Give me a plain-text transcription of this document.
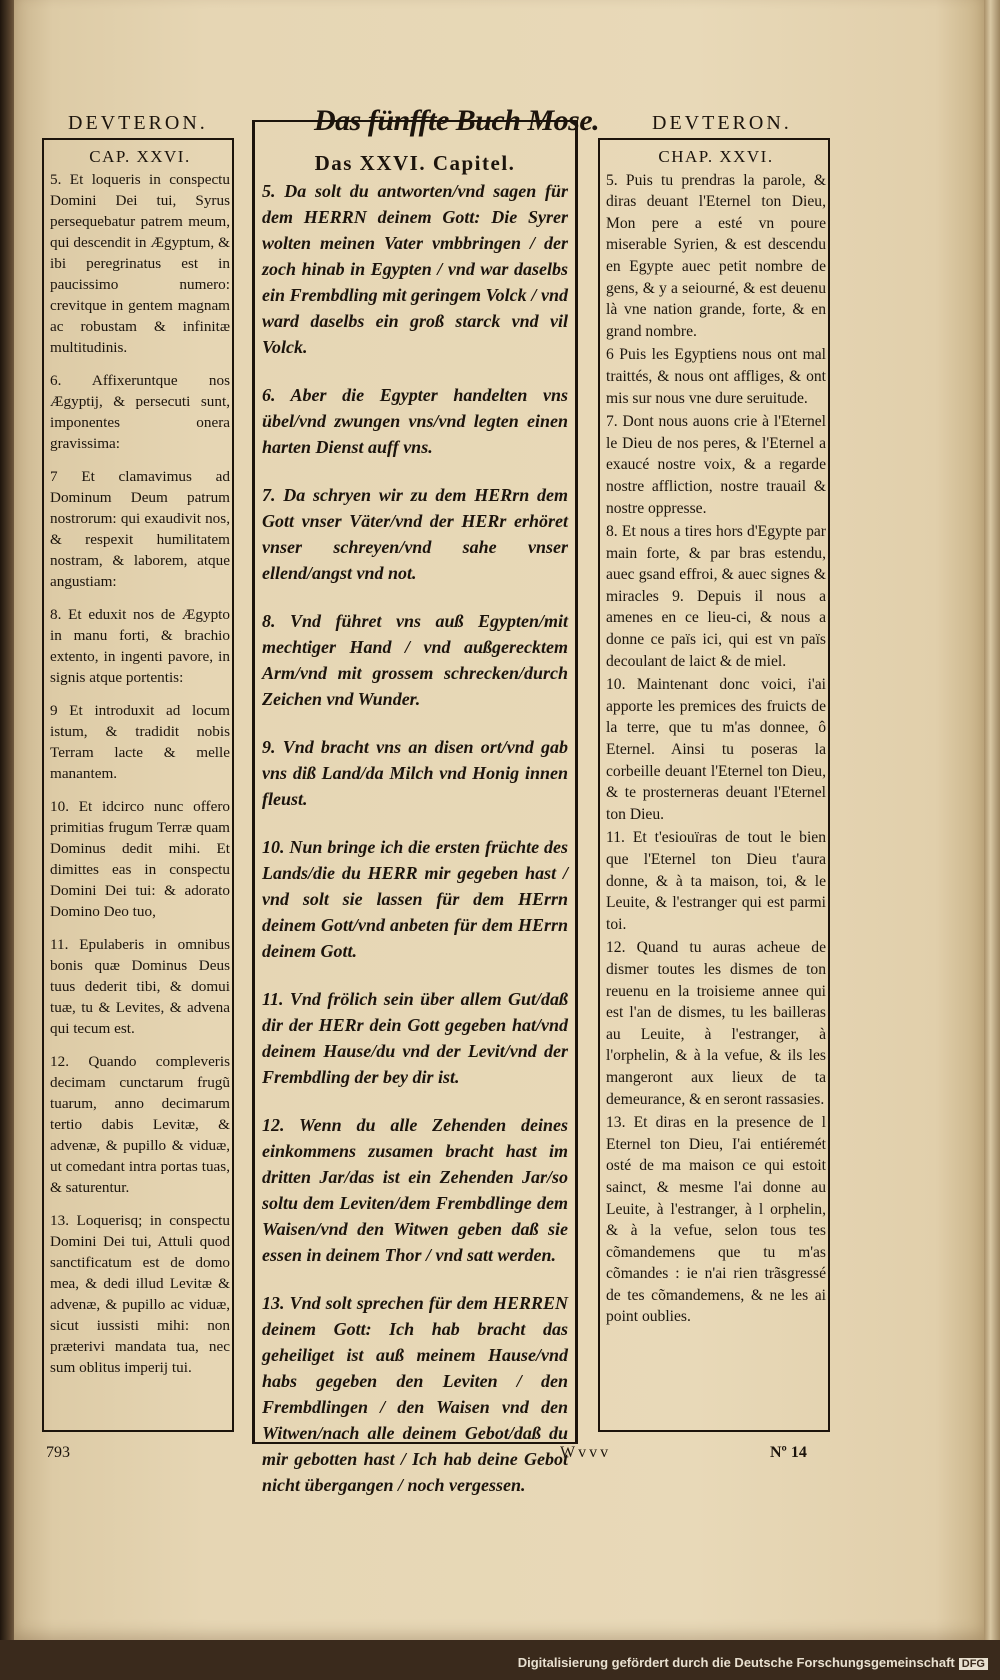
DEVTERON.	Das fünffte Buch Mose.	DEVTERON.
CAP. XXVI.

5. Et loqueris in conspectu Domini Dei tui, Syrus persequebatur patrem meum, qui descendit in Ægyptum, & ibi peregrinatus est in paucissimo numero: crevitque in gentem magnam ac robustam & infinitæ multitudinis.

6. Affixeruntque nos Ægyptij, & persecuti sunt, imponentes onera gravissima:

7 Et clamavimus ad Dominum Deum patrum nostrorum: qui exaudivit nos, & respexit humilitatem nostram, & laborem, atque angustiam:

8. Et eduxit nos de Ægypto in manu forti, & brachio extento, in ingenti pavore, in signis atque portentis:

9 Et introduxit ad locum istum, & tradidit nobis Terram lacte & melle manantem.

10. Et idcirco nunc offero primitias frugum Terræ quam Dominus dedit mihi. Et dimittes eas in conspectu Domini Dei tui: & adorato Domino Deo tuo,

11. Epulaberis in omnibus bonis quæ Dominus Deus tuus dederit tibi, & domui tuæ, tu & Levites, & advena qui tecum est.

12. Quando compleveris decimam cunctarum frugũ tuarum, anno decimarum tertio dabis Levitæ, & advenæ, & pupillo & viduæ, ut comedant intra portas tuas, & saturentur.

13. Loquerisq; in conspectu Domini Dei tui, Attuli quod sanctificatum est de domo mea, & dedi illud Levitæ & advenæ, & pupillo ac viduæ, sicut iussisti mihi: non præterivi mandata tua, nec sum oblitus imperij tui.

Das XXVI. Capitel.

5. Da solt du antworten/vnd sagen für dem HERRN deinem Gott: Die Syrer wolten meinen Vater vmbbringen / der zoch hinab in Egypten / vnd war daselbs ein Frembdling mit geringem Volck / vnd ward daselbs ein groß starck vnd vil Volck.

6. Aber die Egypter handelten vns übel/vnd zwungen vns/vnd legten einen harten Dienst auff vns.

7. Da schryen wir zu dem HERrn dem Gott vnser Väter/vnd der HERr erhöret vnser schreyen/vnd sahe vnser ellend/angst vnd not.

8. Vnd führet vns auß Egypten/mit mechtiger Hand / vnd außgerecktem Arm/vnd mit grossem schrecken/durch Zeichen vnd Wunder.

9. Vnd bracht vns an disen ort/vnd gab vns diß Land/da Milch vnd Honig innen fleust.

10. Nun bringe ich die ersten früchte des Lands/die du HERR mir gegeben hast / vnd solt sie lassen für dem HErrn deinem Gott/vnd anbeten für dem HErrn deinem Gott.

11. Vnd frölich sein über allem Gut/daß dir der HERr dein Gott gegeben hat/vnd deinem Hause/du vnd der Levit/vnd der Frembdling der bey dir ist.

12. Wenn du alle Zehenden deines einkommens zusamen bracht hast im dritten Jar/das ist ein Zehenden Jar/so soltu dem Leviten/dem Frembdlinge dem Waisen/vnd den Witwen geben daß sie essen in deinem Thor / vnd satt werden.

13. Vnd solt sprechen für dem HERREN deinem Gott: Ich hab bracht das geheiliget ist auß meinem Hause/vnd habs gegeben den Leviten / den Frembdlingen / den Waisen vnd den Witwen/nach alle deinem Gebot/daß du mir gebotten hast / Ich hab deine Gebot nicht übergangen / noch vergessen.

CHAP. XXVI.

5. Puis tu prendras la parole, & diras deuant l'Eternel ton Dieu, Mon pere a esté vn poure miserable Syrien, & est descendu en Egypte auec petit nombre de gens, & y a seiourné, & est deuenu là vne nation grande, forte, & en grand nombre.

6 Puis les Egyptiens nous ont mal traittés, & nous ont affliges, & ont mis sur nous vne dure seruitude.

7. Dont nous auons crie à l'Eternel le Dieu de nos peres, & l'Eternel a exaucé nostre voix, & a regarde nostre affliction, nostre trauail & nostre oppresse.

8. Et nous a tires hors d'Egypte par main forte, & par bras estendu, auec gsand effroi, & auec signes & miracles 9. Depuis il nous a amenes en ce lieu-ci, & nous a donne ce païs ici, qui est vn païs decoulant de laict & de miel.

10. Maintenant donc voici, i'ai apporte les premices des fruicts de la terre, que tu m'as donnee, ô Eternel. Ainsi tu poseras la corbeille deuant l'Eternel ton Dieu, & te prosterneras deuant l'Eternel ton Dieu.

11. Et t'esiouïras de tout le bien que l'Eternel ton Dieu t'aura donne, & à ta maison, toi, & le Leuite, & l'estranger qui est parmi toi.

12. Quand tu auras acheue de dismer toutes les dismes de ton reuenu en la troisieme annee qui est l'an de dismes, tu les bailleras au Leuite, à l'estranger, à l'orphelin, & à la vefue, & ils les mangeront aux lieux de ta demeurance, & en seront rassasies.

13. Et diras en la presence de l Eternel ton Dieu, I'ai entiéremét osté de ma maison ce qui estoit sainct, & mesme l'ai donne au Leuite, à l'estranger, à l orphelin, & à la vefue, selon tous tes cõmandemens que tu m'as cõmandes : ie n'ai rien trãsgressé de tes cõmandemens, & ne les ai point oublies.

793	Wvvv	Nº 14
Digitalisierung gefördert durch die Deutsche Forschungsgemeinschaft DFG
+-------+
Reproduce the material word for word, minus the images.

— The completed task —
Give me a plain-text transcription of this document.
DEVTERON.	Das fünffte Buch Mose.	DEVTERON.
CAP. XXVI.

5. Et loqueris in conspectu Domini Dei tui, Syrus persequebatur patrem meum, qui descendit in Ægyptum, & ibi peregrinatus est in paucissimo numero: crevitque in gentem magnam ac robustam & infinitæ multitudinis.

6. Affixeruntque nos Ægyptij, & persecuti sunt, imponentes onera gravissima:

7 Et clamavimus ad Dominum Deum patrum nostrorum: qui exaudivit nos, & respexit humilitatem nostram, & laborem, atque angustiam:

8. Et eduxit nos de Ægypto in manu forti, & brachio extento, in ingenti pavore, in signis atque portentis:

9 Et introduxit ad locum istum, & tradidit nobis Terram lacte & melle manantem.

10. Et idcirco nunc offero primitias frugum Terræ quam Dominus dedit mihi. Et dimittes eas in conspectu Domini Dei tui: & adorato Domino Deo tuo,

11. Epulaberis in omnibus bonis quæ Dominus Deus tuus dederit tibi, & domui tuæ, tu & Levites, & advena qui tecum est.

12. Quando compleveris decimam cunctarum frugũ tuarum, anno decimarum tertio dabis Levitæ, & advenæ, & pupillo & viduæ, ut comedant intra portas tuas, & saturentur.

13. Loquerisq; in conspectu Domini Dei tui, Attuli quod sanctificatum est de domo mea, & dedi illud Levitæ & advenæ, & pupillo ac viduæ, sicut iussisti mihi: non præterivi mandata tua, nec sum oblitus imperij tui.

Das XXVI. Capitel.

5. Da solt du antworten/vnd sagen für dem HERRN deinem Gott: Die Syrer wolten meinen Vater vmbbringen / der zoch hinab in Egypten / vnd war daselbs ein Frembdling mit geringem Volck / vnd ward daselbs ein groß starck vnd vil Volck.

6. Aber die Egypter handelten vns übel/vnd zwungen vns/vnd legten einen harten Dienst auff vns.

7. Da schryen wir zu dem HERrn dem Gott vnser Väter/vnd der HERr erhöret vnser schreyen/vnd sahe vnser ellend/angst vnd not.

8. Vnd führet vns auß Egypten/mit mechtiger Hand / vnd außgerecktem Arm/vnd mit grossem schrecken/durch Zeichen vnd Wunder.

9. Vnd bracht vns an disen ort/vnd gab vns diß Land/da Milch vnd Honig innen fleust.

10. Nun bringe ich die ersten früchte des Lands/die du HERR mir gegeben hast / vnd solt sie lassen für dem HErrn deinem Gott/vnd anbeten für dem HErrn deinem Gott.

11. Vnd frölich sein über allem Gut/daß dir der HERr dein Gott gegeben hat/vnd deinem Hause/du vnd der Levit/vnd der Frembdling der bey dir ist.

12. Wenn du alle Zehenden deines einkommens zusamen bracht hast im dritten Jar/das ist ein Zehenden Jar/so soltu dem Leviten/dem Frembdlinge dem Waisen/vnd den Witwen geben daß sie essen in deinem Thor / vnd satt werden.

13. Vnd solt sprechen für dem HERREN deinem Gott: Ich hab bracht das geheiliget ist auß meinem Hause/vnd habs gegeben den Leviten / den Frembdlingen / den Waisen vnd den Witwen/nach alle deinem Gebot/daß du mir gebotten hast / Ich hab deine Gebot nicht übergangen / noch vergessen.

CHAP. XXVI.

5. Puis tu prendras la parole, & diras deuant l'Eternel ton Dieu, Mon pere a esté vn poure miserable Syrien, & est descendu en Egypte auec petit nombre de gens, & y a seiourné, & est deuenu là vne nation grande, forte, & en grand nombre.

6 Puis les Egyptiens nous ont mal traittés, & nous ont affliges, & ont mis sur nous vne dure seruitude.

7. Dont nous auons crie à l'Eternel le Dieu de nos peres, & l'Eternel a exaucé nostre voix, & a regarde nostre affliction, nostre trauail & nostre oppresse.

8. Et nous a tires hors d'Egypte par main forte, & par bras estendu, auec gsand effroi, & auec signes & miracles 9. Depuis il nous a amenes en ce lieu-ci, & nous a donne ce païs ici, qui est vn païs decoulant de laict & de miel.

10. Maintenant donc voici, i'ai apporte les premices des fruicts de la terre, que tu m'as donnee, ô Eternel. Ainsi tu poseras la corbeille deuant l'Eternel ton Dieu, & te prosterneras deuant l'Eternel ton Dieu.

11. Et t'esiouïras de tout le bien que l'Eternel ton Dieu t'aura donne, & à ta maison, toi, & le Leuite, & l'estranger qui est parmi toi.

12. Quand tu auras acheue de dismer toutes les dismes de ton reuenu en la troisieme annee qui est l'an de dismes, tu les bailleras au Leuite, à l'estranger, à l'orphelin, & à la vefue, & ils les mangeront aux lieux de ta demeurance, & en seront rassasies.

13. Et diras en la presence de l Eternel ton Dieu, I'ai entiéremét osté de ma maison ce qui estoit sainct, & mesme l'ai donne au Leuite, à l'estranger, à l orphelin, & à la vefue, selon tous tes cõmandemens que tu m'as cõmandes : ie n'ai rien trãsgressé de tes cõmandemens, & ne les ai point oublies.

793	Wvvv	Nº 14
Digitalisierung gefördert durch die Deutsche Forschungsgemeinschaft DFG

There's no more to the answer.